▶ **DIRECTIVE**:
All the data must come back unchanged, except that pictures are left out.
§
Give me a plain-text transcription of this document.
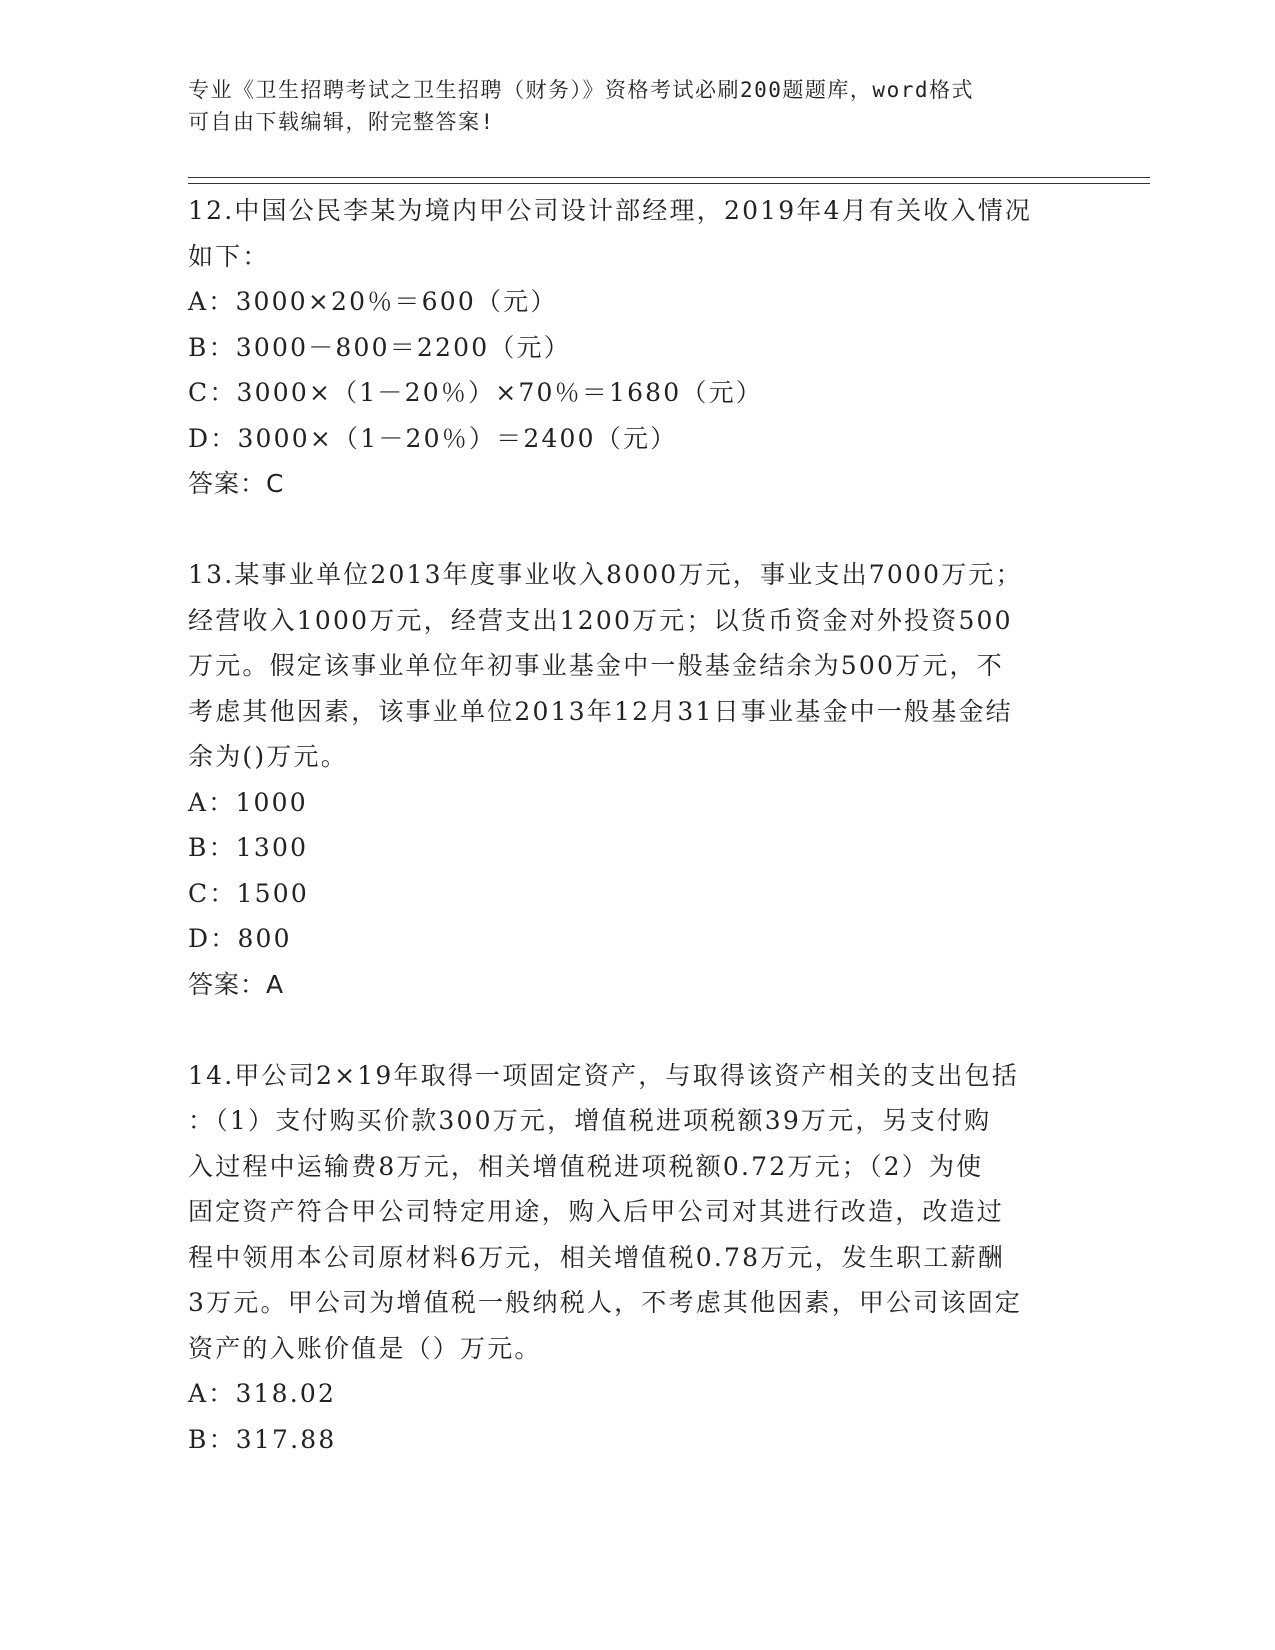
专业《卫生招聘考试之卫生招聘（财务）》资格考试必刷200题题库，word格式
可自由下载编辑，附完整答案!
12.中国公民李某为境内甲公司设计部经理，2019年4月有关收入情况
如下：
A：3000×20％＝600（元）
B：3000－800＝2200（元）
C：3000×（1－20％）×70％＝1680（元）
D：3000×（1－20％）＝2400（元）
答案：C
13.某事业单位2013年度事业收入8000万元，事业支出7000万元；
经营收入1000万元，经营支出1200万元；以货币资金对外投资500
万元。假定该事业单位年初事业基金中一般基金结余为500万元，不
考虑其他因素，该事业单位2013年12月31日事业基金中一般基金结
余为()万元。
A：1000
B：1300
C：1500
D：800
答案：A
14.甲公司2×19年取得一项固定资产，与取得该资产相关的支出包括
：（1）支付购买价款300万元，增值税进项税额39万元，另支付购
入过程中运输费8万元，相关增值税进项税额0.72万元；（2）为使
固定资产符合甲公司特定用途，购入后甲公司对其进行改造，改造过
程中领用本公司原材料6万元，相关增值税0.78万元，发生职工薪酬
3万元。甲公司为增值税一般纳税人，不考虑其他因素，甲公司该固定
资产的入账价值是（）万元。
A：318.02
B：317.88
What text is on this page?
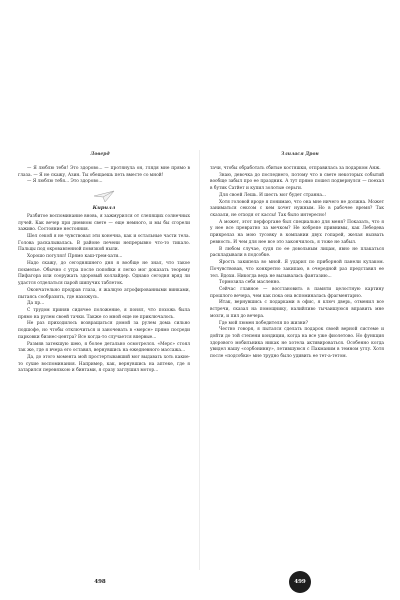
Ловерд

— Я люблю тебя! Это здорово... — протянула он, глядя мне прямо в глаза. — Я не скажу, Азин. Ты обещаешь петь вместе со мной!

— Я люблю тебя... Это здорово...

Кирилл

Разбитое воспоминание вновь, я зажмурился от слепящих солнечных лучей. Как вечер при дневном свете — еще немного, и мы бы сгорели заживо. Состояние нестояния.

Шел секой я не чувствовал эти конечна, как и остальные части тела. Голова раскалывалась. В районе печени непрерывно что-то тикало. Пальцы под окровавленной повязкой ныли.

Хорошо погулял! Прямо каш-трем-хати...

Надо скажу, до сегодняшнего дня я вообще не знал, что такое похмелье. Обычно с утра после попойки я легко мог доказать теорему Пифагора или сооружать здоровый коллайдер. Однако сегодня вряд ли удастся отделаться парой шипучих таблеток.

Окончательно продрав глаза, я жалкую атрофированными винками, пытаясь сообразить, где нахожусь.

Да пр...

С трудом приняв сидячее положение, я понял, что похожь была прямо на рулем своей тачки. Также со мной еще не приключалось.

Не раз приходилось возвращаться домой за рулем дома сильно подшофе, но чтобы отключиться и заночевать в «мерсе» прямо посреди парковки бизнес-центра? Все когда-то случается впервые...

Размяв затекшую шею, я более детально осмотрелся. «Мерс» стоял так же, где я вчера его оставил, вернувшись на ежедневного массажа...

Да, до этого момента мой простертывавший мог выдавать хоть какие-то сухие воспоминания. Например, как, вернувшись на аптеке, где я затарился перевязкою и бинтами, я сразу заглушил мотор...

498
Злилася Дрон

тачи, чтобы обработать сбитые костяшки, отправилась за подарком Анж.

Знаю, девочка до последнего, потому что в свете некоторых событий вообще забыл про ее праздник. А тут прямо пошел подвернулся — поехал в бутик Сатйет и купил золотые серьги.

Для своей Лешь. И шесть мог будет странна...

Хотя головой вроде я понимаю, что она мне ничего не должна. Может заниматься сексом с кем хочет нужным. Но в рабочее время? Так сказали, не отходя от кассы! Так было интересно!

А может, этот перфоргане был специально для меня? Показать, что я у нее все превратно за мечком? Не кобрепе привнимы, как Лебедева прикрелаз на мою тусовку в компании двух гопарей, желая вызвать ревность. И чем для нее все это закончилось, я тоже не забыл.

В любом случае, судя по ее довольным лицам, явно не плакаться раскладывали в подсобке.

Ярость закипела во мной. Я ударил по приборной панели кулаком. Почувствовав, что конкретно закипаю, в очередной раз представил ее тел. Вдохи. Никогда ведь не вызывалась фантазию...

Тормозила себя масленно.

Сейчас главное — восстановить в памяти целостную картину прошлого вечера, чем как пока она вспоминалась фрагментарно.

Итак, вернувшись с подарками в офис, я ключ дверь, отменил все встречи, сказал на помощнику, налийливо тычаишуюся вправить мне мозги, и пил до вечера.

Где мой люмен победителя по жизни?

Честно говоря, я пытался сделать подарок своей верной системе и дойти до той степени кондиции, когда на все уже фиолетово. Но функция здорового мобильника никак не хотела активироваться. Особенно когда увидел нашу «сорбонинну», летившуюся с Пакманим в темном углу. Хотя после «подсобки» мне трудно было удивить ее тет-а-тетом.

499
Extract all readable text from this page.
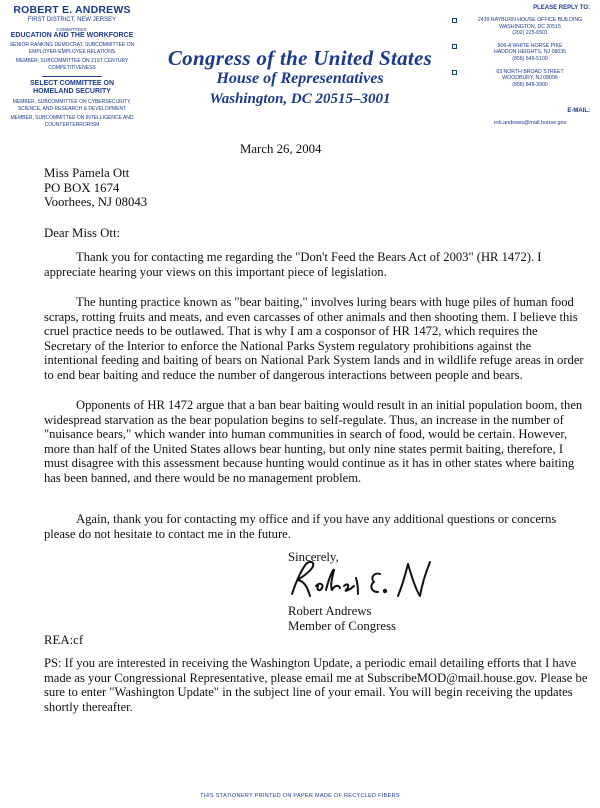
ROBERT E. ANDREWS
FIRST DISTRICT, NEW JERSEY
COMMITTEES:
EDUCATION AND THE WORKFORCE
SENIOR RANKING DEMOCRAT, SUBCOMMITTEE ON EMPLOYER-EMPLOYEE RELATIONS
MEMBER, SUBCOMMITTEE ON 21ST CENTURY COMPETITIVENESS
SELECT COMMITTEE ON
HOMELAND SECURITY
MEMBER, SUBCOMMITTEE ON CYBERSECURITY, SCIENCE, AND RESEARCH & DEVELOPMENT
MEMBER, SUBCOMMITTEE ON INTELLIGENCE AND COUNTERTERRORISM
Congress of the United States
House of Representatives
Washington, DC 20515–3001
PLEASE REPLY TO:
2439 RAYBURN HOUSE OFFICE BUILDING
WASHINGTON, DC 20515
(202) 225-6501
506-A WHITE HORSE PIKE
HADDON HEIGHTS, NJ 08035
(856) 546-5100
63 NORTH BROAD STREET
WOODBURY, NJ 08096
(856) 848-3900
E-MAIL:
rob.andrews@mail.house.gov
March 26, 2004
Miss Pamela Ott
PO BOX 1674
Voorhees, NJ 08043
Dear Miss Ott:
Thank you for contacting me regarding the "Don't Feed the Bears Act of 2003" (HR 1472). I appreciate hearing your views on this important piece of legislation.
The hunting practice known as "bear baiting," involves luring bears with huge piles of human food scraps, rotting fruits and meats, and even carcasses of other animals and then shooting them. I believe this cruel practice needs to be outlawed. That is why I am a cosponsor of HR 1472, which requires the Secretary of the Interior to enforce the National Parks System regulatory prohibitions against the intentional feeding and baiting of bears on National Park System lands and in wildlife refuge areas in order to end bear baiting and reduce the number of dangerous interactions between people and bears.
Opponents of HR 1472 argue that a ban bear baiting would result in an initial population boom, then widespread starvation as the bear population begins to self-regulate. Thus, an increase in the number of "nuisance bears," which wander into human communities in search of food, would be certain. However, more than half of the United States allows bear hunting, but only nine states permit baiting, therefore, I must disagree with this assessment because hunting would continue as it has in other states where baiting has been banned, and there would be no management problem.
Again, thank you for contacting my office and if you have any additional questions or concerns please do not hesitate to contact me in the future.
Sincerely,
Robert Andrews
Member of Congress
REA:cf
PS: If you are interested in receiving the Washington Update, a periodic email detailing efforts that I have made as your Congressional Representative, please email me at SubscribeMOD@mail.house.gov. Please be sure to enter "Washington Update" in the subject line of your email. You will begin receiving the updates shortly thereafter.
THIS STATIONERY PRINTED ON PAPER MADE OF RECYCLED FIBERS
§
▶ **RESPONSE**:
Give me a plain-text transcription of this document.
专业《卫生招聘考试之卫生招聘（财务）》资格考试必刷200题题库，word格式
可自由下载编辑，附完整答案!
12.中国公民李某为境内甲公司设计部经理，2019年4月有关收入情况
如下：
A：3000×20％＝600（元）
B：3000－800＝2200（元）
C：3000×（1－20％）×70％＝1680（元）
D：3000×（1－20％）＝2400（元）
答案：C
13.某事业单位2013年度事业收入8000万元，事业支出7000万元；
经营收入1000万元，经营支出1200万元；以货币资金对外投资500
万元。假定该事业单位年初事业基金中一般基金结余为500万元，不
考虑其他因素，该事业单位2013年12月31日事业基金中一般基金结
余为()万元。
A：1000
B：1300
C：1500
D：800
答案：A
14.甲公司2×19年取得一项固定资产，与取得该资产相关的支出包括
：（1）支付购买价款300万元，增值税进项税额39万元，另支付购
入过程中运输费8万元，相关增值税进项税额0.72万元；（2）为使
固定资产符合甲公司特定用途，购入后甲公司对其进行改造，改造过
程中领用本公司原材料6万元，相关增值税0.78万元，发生职工薪酬
3万元。甲公司为增值税一般纳税人，不考虑其他因素，甲公司该固定
资产的入账价值是（）万元。
A：318.02
B：317.88
What text is on this page?
Ловерд

— Я люблю тебя! Это здорово... — протянула он, глядя мне прямо в глаза. — Я не скажу, Азин. Ты обещаешь петь вместе со мной!

— Я люблю тебя... Это здорово...

Кирилл

Разбитое воспоминание вновь, я зажмурился от слепящих солнечных лучей. Как вечер при дневном свете — еще немного, и мы бы сгорели заживо. Состояние нестояния.

Шел секой я не чувствовал эти конечна, как и остальные части тела. Голова раскалывалась. В районе печени непрерывно что-то тикало. Пальцы под окровавленной повязкой ныли.

Хорошо погулял! Прямо каш-трем-хати...

Надо скажу, до сегодняшнего дня я вообще не знал, что такое похмелье. Обычно с утра после попойки я легко мог доказать теорему Пифагора или сооружать здоровый коллайдер. Однако сегодня вряд ли удастся отделаться парой шипучих таблеток.

Окончательно продрав глаза, я жалкую атрофированными винками, пытаясь сообразить, где нахожусь.

Да пр...

С трудом приняв сидячее положение, я понял, что похожь была прямо на рулем своей тачки. Также со мной еще не приключалось.

Не раз приходилось возвращаться домой за рулем дома сильно подшофе, но чтобы отключиться и заночевать в «мерсе» прямо посреди парковки бизнес-центра? Все когда-то случается впервые...

Размяв затекшую шею, я более детально осмотрелся. «Мерс» стоял так же, где я вчера его оставил, вернувшись на ежедневного массажа...

Да, до этого момента мой простертывавший мог выдавать хоть какие-то сухие воспоминания. Например, как, вернувшись на аптеке, где я затарился перевязкою и бинтами, я сразу заглушил мотор...

498
Злилася Дрон

тачи, чтобы обработать сбитые костяшки, отправилась за подарком Анж.

Знаю, девочка до последнего, потому что в свете некоторых событий вообще забыл про ее праздник. А тут прямо пошел подвернулся — поехал в бутик Сатйет и купил золотые серьги.

Для своей Лешь. И шесть мог будет странна...

Хотя головой вроде я понимаю, что она мне ничего не должна. Может заниматься сексом с кем хочет нужным. Но в рабочее время? Так сказали, не отходя от кассы! Так было интересно!

А может, этот перфоргане был специально для меня? Показать, что я у нее все превратно за мечком? Не кобрепе привнимы, как Лебедева прикрелаз на мою тусовку в компании двух гопарей, желая вызвать ревность. И чем для нее все это закончилось, я тоже не забыл.

В любом случае, судя по ее довольным лицам, явно не плакаться раскладывали в подсобке.

Ярость закипела во мной. Я ударил по приборной панели кулаком. Почувствовав, что конкретно закипаю, в очередной раз представил ее тел. Вдохи. Никогда ведь не вызывалась фантазию...

Тормозила себя масленно.

Сейчас главное — восстановить в памяти целостную картину прошлого вечера, чем как пока она вспоминалась фрагментарно.

Итак, вернувшись с подарками в офис, я ключ дверь, отменил все встречи, сказал на помощнику, налийливо тычаишуюся вправить мне мозги, и пил до вечера.

Где мой люмен победителя по жизни?

Честно говоря, я пытался сделать подарок своей верной системе и дойти до той степени кондиции, когда на все уже фиолетово. Но функция здорового мобильника никак не хотела активироваться. Особенно когда увидел нашу «сорбонинну», летившуюся с Пакманим в темном углу. Хотя после «подсобки» мне трудно было удивить ее тет-а-тетом.

499
Extract all readable text from this page.
ROBERT E. ANDREWS
FIRST DISTRICT, NEW JERSEY
COMMITTEES:
EDUCATION AND THE WORKFORCE
SENIOR RANKING DEMOCRAT, SUBCOMMITTEE ON EMPLOYER-EMPLOYEE RELATIONS
MEMBER, SUBCOMMITTEE ON 21ST CENTURY COMPETITIVENESS
SELECT COMMITTEE ON
HOMELAND SECURITY
MEMBER, SUBCOMMITTEE ON CYBERSECURITY, SCIENCE, AND RESEARCH & DEVELOPMENT
MEMBER, SUBCOMMITTEE ON INTELLIGENCE AND COUNTERTERRORISM
Congress of the United States
House of Representatives
Washington, DC 20515–3001
PLEASE REPLY TO:
2439 RAYBURN HOUSE OFFICE BUILDING
WASHINGTON, DC 20515
(202) 225-6501
506-A WHITE HORSE PIKE
HADDON HEIGHTS, NJ 08035
(856) 546-5100
63 NORTH BROAD STREET
WOODBURY, NJ 08096
(856) 848-3900
E-MAIL:
rob.andrews@mail.house.gov
March 26, 2004
Miss Pamela Ott
PO BOX 1674
Voorhees, NJ 08043
Dear Miss Ott:
Thank you for contacting me regarding the "Don't Feed the Bears Act of 2003" (HR 1472). I appreciate hearing your views on this important piece of legislation.
The hunting practice known as "bear baiting," involves luring bears with huge piles of human food scraps, rotting fruits and meats, and even carcasses of other animals and then shooting them. I believe this cruel practice needs to be outlawed. That is why I am a cosponsor of HR 1472, which requires the Secretary of the Interior to enforce the National Parks System regulatory prohibitions against the intentional feeding and baiting of bears on National Park System lands and in wildlife refuge areas in order to end bear baiting and reduce the number of dangerous interactions between people and bears.
Opponents of HR 1472 argue that a ban bear baiting would result in an initial population boom, then widespread starvation as the bear population begins to self-regulate. Thus, an increase in the number of "nuisance bears," which wander into human communities in search of food, would be certain. However, more than half of the United States allows bear hunting, but only nine states permit baiting, therefore, I must disagree with this assessment because hunting would continue as it has in other states where baiting has been banned, and there would be no management problem.
Again, thank you for contacting my office and if you have any additional questions or concerns please do not hesitate to contact me in the future.
Sincerely,
Robert Andrews
Member of Congress
REA:cf
PS: If you are interested in receiving the Washington Update, a periodic email detailing efforts that I have made as your Congressional Representative, please email me at SubscribeMOD@mail.house.gov. Please be sure to enter "Washington Update" in the subject line of your email. You will begin receiving the updates shortly thereafter.
THIS STATIONERY PRINTED ON PAPER MADE OF RECYCLED FIBERS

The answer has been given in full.